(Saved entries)
--

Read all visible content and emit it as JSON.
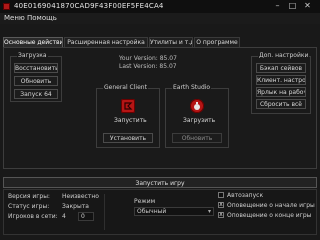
{
  "window": {
    "title": "40E0169041870CAD9F43F00EF5FE4CA4",
    "minimize_glyph": "–",
    "maximize_glyph": "□",
    "close_glyph": "✕"
  },
  "menu": [
    "Меню",
    "Помощь"
  ],
  "tabs": [
    "Основные действия",
    "Расширенная настройка",
    "Утилиты и т.д.",
    "О программе"
  ],
  "left_group": {
    "title": "Загрузка",
    "buttons": [
      "Восстановить",
      "Обновить",
      "Запуск 64"
    ]
  },
  "versions": {
    "your_version": "Your Version: 85.07",
    "last_version": "Last Version: 85.07"
  },
  "launch_group": {
    "title": "General Client",
    "caption": "Запустить",
    "button": "Установить"
  },
  "extra_group": {
    "title": "Earth Studio",
    "caption": "Загрузить",
    "button": "Обновить"
  },
  "right_group": {
    "title": "Доп. настройки",
    "buttons": [
      "Бэкап сейвов",
      "Клиент. настройки",
      "Ярлык на рабочий",
      "Сбросить всё"
    ]
  },
  "main_button": "Запустить игру",
  "status": {
    "rows": [
      {
        "label": "Версия игры:",
        "value": "Неизвестно"
      },
      {
        "label": "Статус игры:",
        "value": "Закрыта"
      },
      {
        "label": "Игроков в сети:",
        "value": "4"
      }
    ],
    "spinner_value": "0",
    "mode_label": "Режим",
    "mode_value": "Обычный",
    "checks": [
      {
        "label": "Автозапуск",
        "checked": false
      },
      {
        "label": "Оповещение о начале игры",
        "checked": true
      },
      {
        "label": "Оповещение о конце игры",
        "checked": true
      }
    ]
  },
  "colors": {
    "accent_red": "#b51515",
    "background": "#191919",
    "border": "#3d3d3d"
  }
}
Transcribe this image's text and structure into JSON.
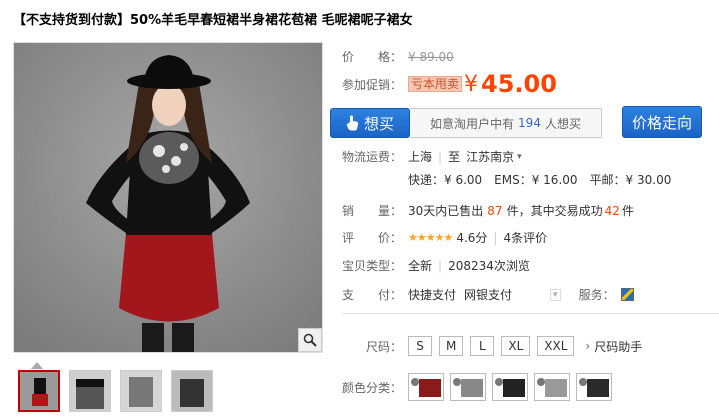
{
  "title": "【不支持货到付款】50%羊毛早春短裙半身裙花苞裙 毛呢裙呢子裙女",
  "price": {
    "label": "价　　格：",
    "original": "¥ 89.00"
  },
  "promo": {
    "label": "参加促销：",
    "tag": "亏本甩卖",
    "yen": "¥",
    "value": "45.00"
  },
  "want": {
    "button_label": "想买",
    "prefix": "如意淘用户中有",
    "count": "194",
    "suffix": "人想买"
  },
  "trend_button": "价格走向",
  "shipping": {
    "label": "物流运费：",
    "from": "上海",
    "to_prefix": "至",
    "to": "江苏南京",
    "express": "快递：¥ 6.00",
    "ems": "EMS：¥ 16.00",
    "post": "平邮：¥ 30.00"
  },
  "sales": {
    "label": "销　　量：",
    "prefix": "30天内已售出",
    "sold": "87",
    "mid": "件，其中交易成功",
    "success": "42",
    "suffix": "件"
  },
  "rating": {
    "label": "评　　价：",
    "stars": "★★★★★",
    "score": "4.6分",
    "reviews": "4条评价"
  },
  "item_type": {
    "label": "宝贝类型：",
    "condition": "全新",
    "views": "208234次浏览"
  },
  "payment": {
    "label": "支　　付：",
    "method1": "快捷支付",
    "method2": "网银支付",
    "service_label": "服务："
  },
  "sizes": {
    "label": "尺码：",
    "options": [
      "S",
      "M",
      "L",
      "XL",
      "XXL"
    ],
    "helper": "尺码助手"
  },
  "colors": {
    "label": "颜色分类：",
    "swatches": [
      "#8b1a1a",
      "#888888",
      "#222222",
      "#9a9a9a",
      "#2a2a2a"
    ]
  },
  "thumbnails": [
    "#b01818",
    "#555555",
    "#777777",
    "#333333"
  ],
  "icons": {
    "zoom": "magnifier-icon",
    "want": "hand-icon",
    "service": "service-icon"
  }
}
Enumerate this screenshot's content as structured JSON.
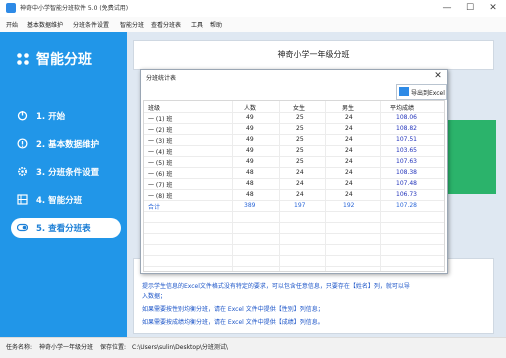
{
  "window": {
    "title": "神奇中小学智能分班软件 5.0 (免费试用)",
    "minimize": "—",
    "maximize": "☐",
    "close": "✕"
  },
  "menubar": [
    "开始",
    "基本数据维护",
    "分班条件设置",
    "智能分班",
    "查看分班表",
    "工具",
    "帮助"
  ],
  "sidebar": {
    "logo_text": "智能分班",
    "items": [
      {
        "label": "1. 开始",
        "icon": "power-icon"
      },
      {
        "label": "2. 基本数据维护",
        "icon": "info-icon"
      },
      {
        "label": "3. 分班条件设置",
        "icon": "gear-icon"
      },
      {
        "label": "4. 智能分班",
        "icon": "grid-icon"
      },
      {
        "label": "5. 查看分班表",
        "icon": "toggle-icon"
      }
    ],
    "active_index": 4
  },
  "main": {
    "school_title": "神奇小学一年级分班",
    "info_lines": [
      "提示学生信息的Excel文件格式没有特定的要求，可以包含任意信息，只要存在【姓名】列，就可以导",
      "入数据；",
      "如果需要按性别均衡分班，请在 Excel 文件中提供【性别】列信息；",
      "如果需要按成绩均衡分班，请在 Excel 文件中提供【成绩】列信息。"
    ]
  },
  "dialog": {
    "title": "分班统计表",
    "close": "✕",
    "export_label": "导出到Excel",
    "columns": [
      "班级",
      "人数",
      "女生",
      "男生",
      "平均成绩"
    ],
    "rows": [
      [
        "一 (1) 班",
        "49",
        "25",
        "24",
        "108.06"
      ],
      [
        "一 (2) 班",
        "49",
        "25",
        "24",
        "108.82"
      ],
      [
        "一 (3) 班",
        "49",
        "25",
        "24",
        "107.51"
      ],
      [
        "一 (4) 班",
        "49",
        "25",
        "24",
        "103.65"
      ],
      [
        "一 (5) 班",
        "49",
        "25",
        "24",
        "107.63"
      ],
      [
        "一 (6) 班",
        "48",
        "24",
        "24",
        "108.38"
      ],
      [
        "一 (7) 班",
        "48",
        "24",
        "24",
        "107.48"
      ],
      [
        "一 (8) 班",
        "48",
        "24",
        "24",
        "106.73"
      ]
    ],
    "total": [
      "合计",
      "389",
      "197",
      "192",
      "107.28"
    ]
  },
  "status": {
    "task_label": "任务名称:",
    "task_value": "神奇小学一年级分班",
    "path_label": "保存位置:",
    "path_value": "C:\\Users\\sulin\\Desktop\\分班测试\\"
  },
  "colors": {
    "sidebar": "#2196e8",
    "accent_green": "#2bb36b",
    "link_blue": "#1c55c8"
  }
}
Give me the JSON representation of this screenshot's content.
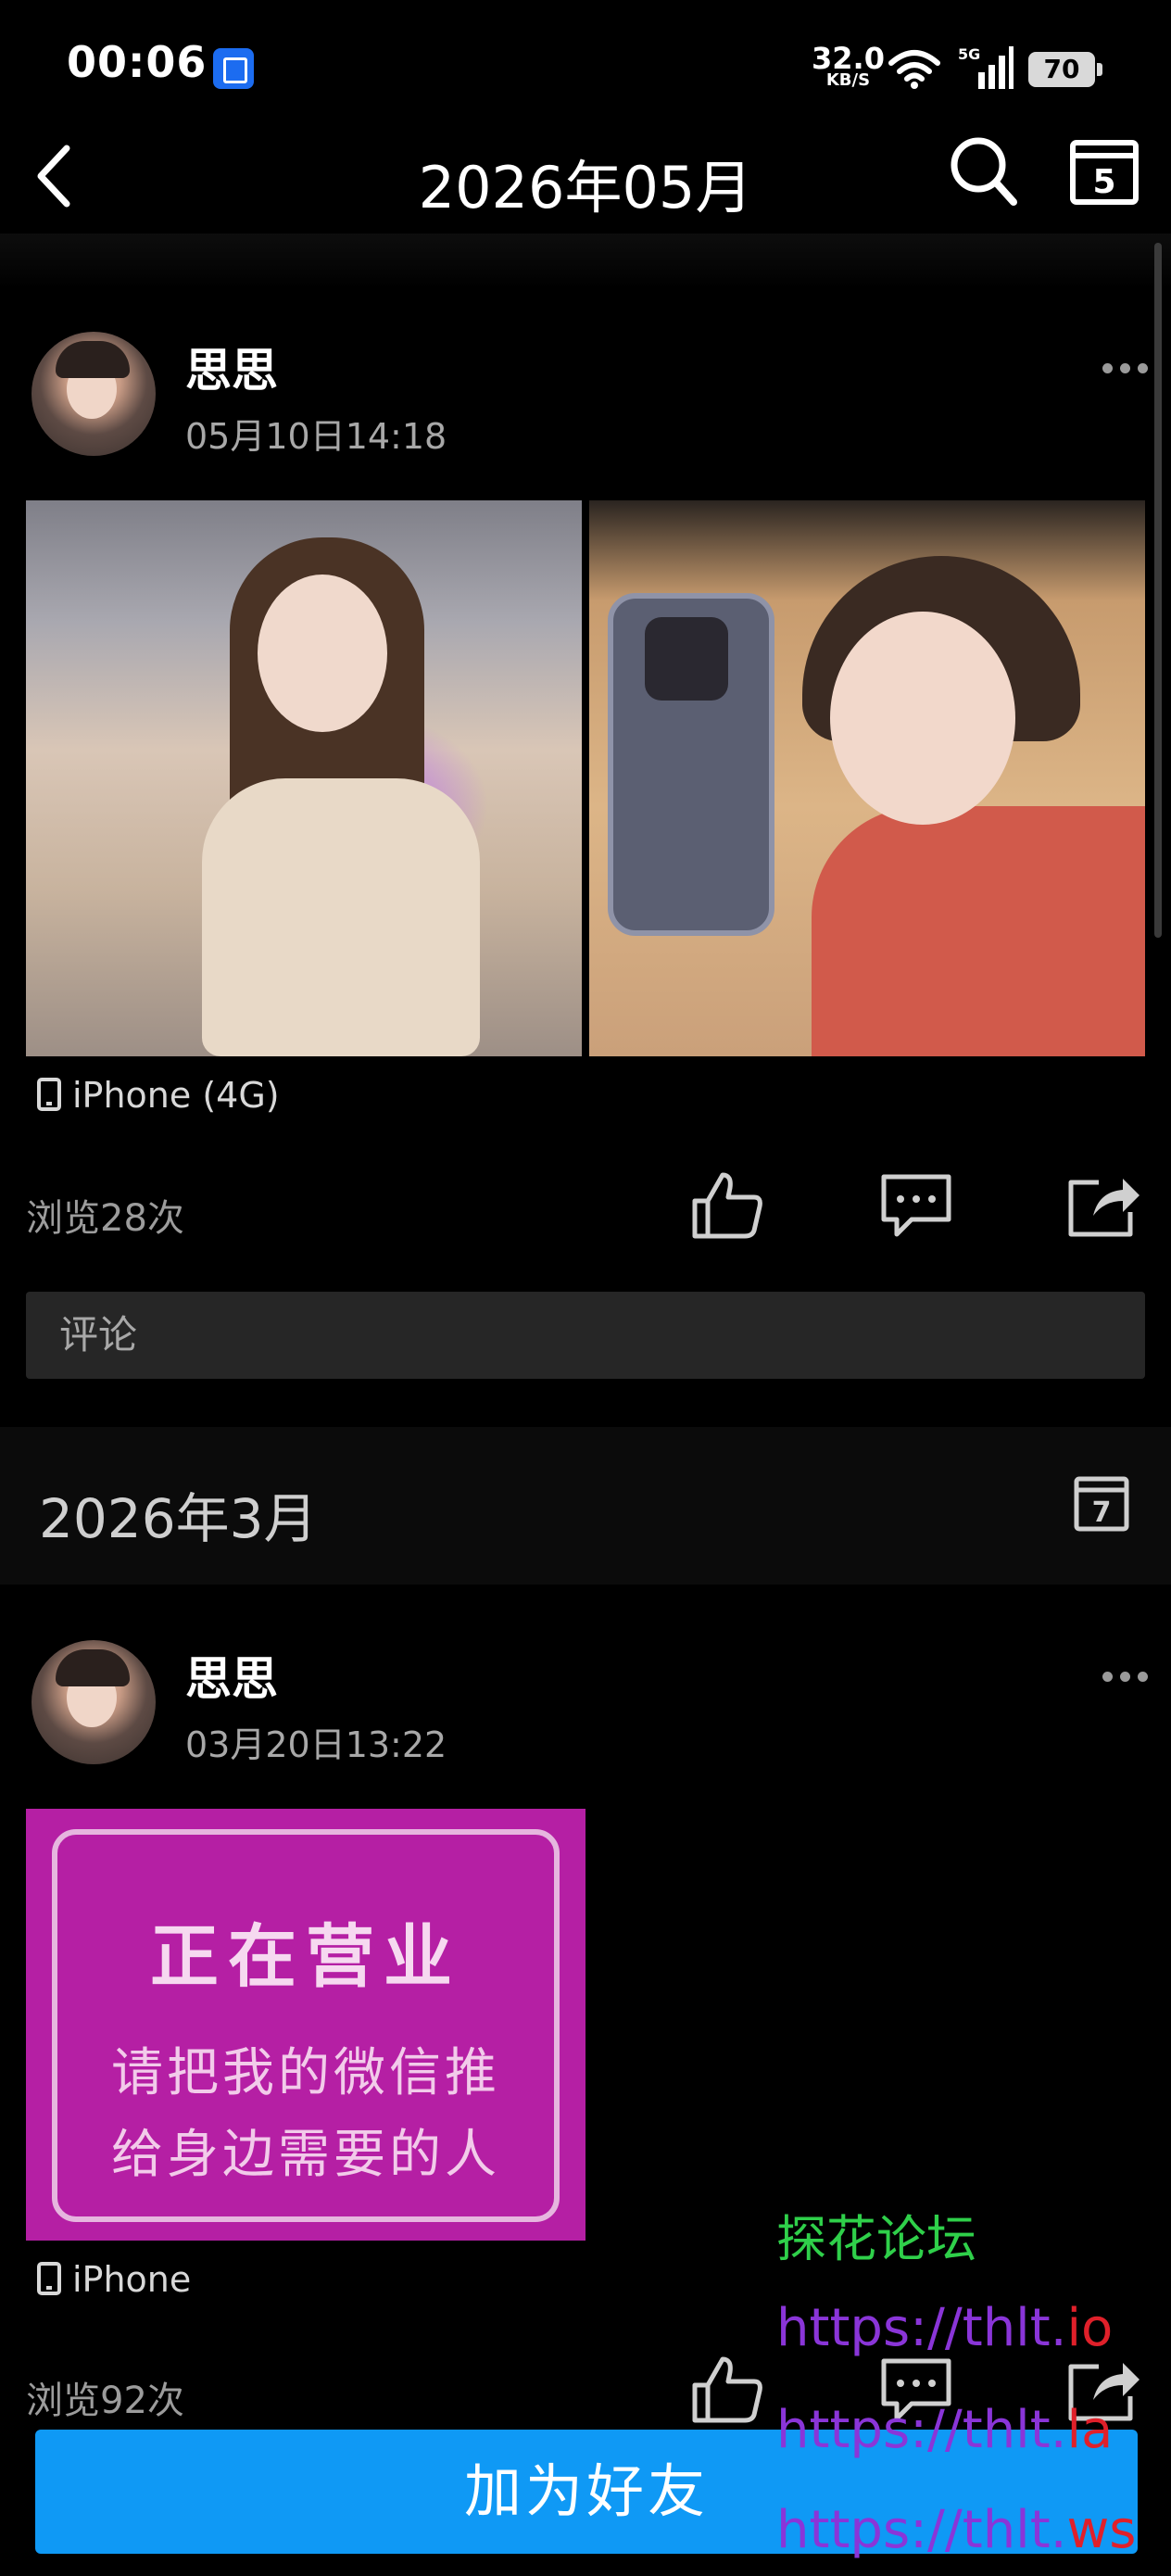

--

_Instructions to follow_
Pictures are to be left out; the records above must be repeated word for word.

_Output_
Read all visible content and emit it as JSON.
{
  "window": {
    "title": "40E0169041870CAD9F43F00EF5FE4CA4",
    "minimize_glyph": "–",
    "maximize_glyph": "□",
    "close_glyph": "✕"
  },
  "menu": [
    "Меню",
    "Помощь"
  ],
  "tabs": [
    "Основные действия",
    "Расширенная настройка",
    "Утилиты и т.д.",
    "О программе"
  ],
  "left_group": {
    "title": "Загрузка",
    "buttons": [
      "Восстановить",
      "Обновить",
      "Запуск 64"
    ]
  },
  "versions": {
    "your_version": "Your Version: 85.07",
    "last_version": "Last Version: 85.07"
  },
  "launch_group": {
    "title": "General Client",
    "caption": "Запустить",
    "button": "Установить"
  },
  "extra_group": {
    "title": "Earth Studio",
    "caption": "Загрузить",
    "button": "Обновить"
  },
  "right_group": {
    "title": "Доп. настройки",
    "buttons": [
      "Бэкап сейвов",
      "Клиент. настройки",
      "Ярлык на рабочий",
      "Сбросить всё"
    ]
  },
  "main_button": "Запустить игру",
  "status": {
    "rows": [
      {
        "label": "Версия игры:",
        "value": "Неизвестно"
      },
      {
        "label": "Статус игры:",
        "value": "Закрыта"
      },
      {
        "label": "Игроков в сети:",
        "value": "4"
      }
    ],
    "spinner_value": "0",
    "mode_label": "Режим",
    "mode_value": "Обычный",
    "checks": [
      {
        "label": "Автозапуск",
        "checked": false
      },
      {
        "label": "Оповещение о начале игры",
        "checked": true
      },
      {
        "label": "Оповещение о конце игры",
        "checked": true
      }
    ]
  },
  "colors": {
    "accent_red": "#b51515",
    "background": "#191919",
    "border": "#3d3d3d"
  }
}
Transcribe this image's text and structure into JSON.
{
  "title": "【不支持货到付款】50%羊毛早春短裙半身裙花苞裙 毛呢裙呢子裙女",
  "price": {
    "label": "价　　格：",
    "original": "¥ 89.00"
  },
  "promo": {
    "label": "参加促销：",
    "tag": "亏本甩卖",
    "yen": "¥",
    "value": "45.00"
  },
  "want": {
    "button_label": "想买",
    "prefix": "如意淘用户中有",
    "count": "194",
    "suffix": "人想买"
  },
  "trend_button": "价格走向",
  "shipping": {
    "label": "物流运费：",
    "from": "上海",
    "to_prefix": "至",
    "to": "江苏南京",
    "express": "快递：¥ 6.00",
    "ems": "EMS：¥ 16.00",
    "post": "平邮：¥ 30.00"
  },
  "sales": {
    "label": "销　　量：",
    "prefix": "30天内已售出",
    "sold": "87",
    "mid": "件，其中交易成功",
    "success": "42",
    "suffix": "件"
  },
  "rating": {
    "label": "评　　价：",
    "stars": "★★★★★",
    "score": "4.6分",
    "reviews": "4条评价"
  },
  "item_type": {
    "label": "宝贝类型：",
    "condition": "全新",
    "views": "208234次浏览"
  },
  "payment": {
    "label": "支　　付：",
    "method1": "快捷支付",
    "method2": "网银支付",
    "service_label": "服务："
  },
  "sizes": {
    "label": "尺码：",
    "options": [
      "S",
      "M",
      "L",
      "XL",
      "XXL"
    ],
    "helper": "尺码助手"
  },
  "colors": {
    "label": "颜色分类：",
    "swatches": [
      "#8b1a1a",
      "#888888",
      "#222222",
      "#9a9a9a",
      "#2a2a2a"
    ]
  },
  "thumbnails": [
    "#b01818",
    "#555555",
    "#777777",
    "#333333"
  ],
  "icons": {
    "zoom": "magnifier-icon",
    "want": "hand-icon",
    "service": "service-icon"
  }
}
Enumerate this screenshot's content as structured JSON.
{
  "window": {
    "title": "神奇中小学智能分班软件 5.0 (免费试用)",
    "minimize": "—",
    "maximize": "☐",
    "close": "✕"
  },
  "menubar": [
    "开始",
    "基本数据维护",
    "分班条件设置",
    "智能分班",
    "查看分班表",
    "工具",
    "帮助"
  ],
  "sidebar": {
    "logo_text": "智能分班",
    "items": [
      {
        "label": "1. 开始",
        "icon": "power-icon"
      },
      {
        "label": "2. 基本数据维护",
        "icon": "info-icon"
      },
      {
        "label": "3. 分班条件设置",
        "icon": "gear-icon"
      },
      {
        "label": "4. 智能分班",
        "icon": "grid-icon"
      },
      {
        "label": "5. 查看分班表",
        "icon": "toggle-icon"
      }
    ],
    "active_index": 4
  },
  "main": {
    "school_title": "神奇小学一年级分班",
    "info_lines": [
      "提示学生信息的Excel文件格式没有特定的要求，可以包含任意信息，只要存在【姓名】列，就可以导",
      "入数据；",
      "如果需要按性别均衡分班，请在 Excel 文件中提供【性别】列信息；",
      "如果需要按成绩均衡分班，请在 Excel 文件中提供【成绩】列信息。"
    ]
  },
  "dialog": {
    "title": "分班统计表",
    "close": "✕",
    "export_label": "导出到Excel",
    "columns": [
      "班级",
      "人数",
      "女生",
      "男生",
      "平均成绩"
    ],
    "rows": [
      [
        "一 (1) 班",
        "49",
        "25",
        "24",
        "108.06"
      ],
      [
        "一 (2) 班",
        "49",
        "25",
        "24",
        "108.82"
      ],
      [
        "一 (3) 班",
        "49",
        "25",
        "24",
        "107.51"
      ],
      [
        "一 (4) 班",
        "49",
        "25",
        "24",
        "103.65"
      ],
      [
        "一 (5) 班",
        "49",
        "25",
        "24",
        "107.63"
      ],
      [
        "一 (6) 班",
        "48",
        "24",
        "24",
        "108.38"
      ],
      [
        "一 (7) 班",
        "48",
        "24",
        "24",
        "107.48"
      ],
      [
        "一 (8) 班",
        "48",
        "24",
        "24",
        "106.73"
      ]
    ],
    "total": [
      "合计",
      "389",
      "197",
      "192",
      "107.28"
    ]
  },
  "status": {
    "task_label": "任务名称:",
    "task_value": "神奇小学一年级分班",
    "path_label": "保存位置:",
    "path_value": "C:\\Users\\sulin\\Desktop\\分班测试\\"
  },
  "colors": {
    "sidebar": "#2196e8",
    "accent_green": "#2bb36b",
    "link_blue": "#1c55c8"
  }
}
Give me the JSON representation of this screenshot's content.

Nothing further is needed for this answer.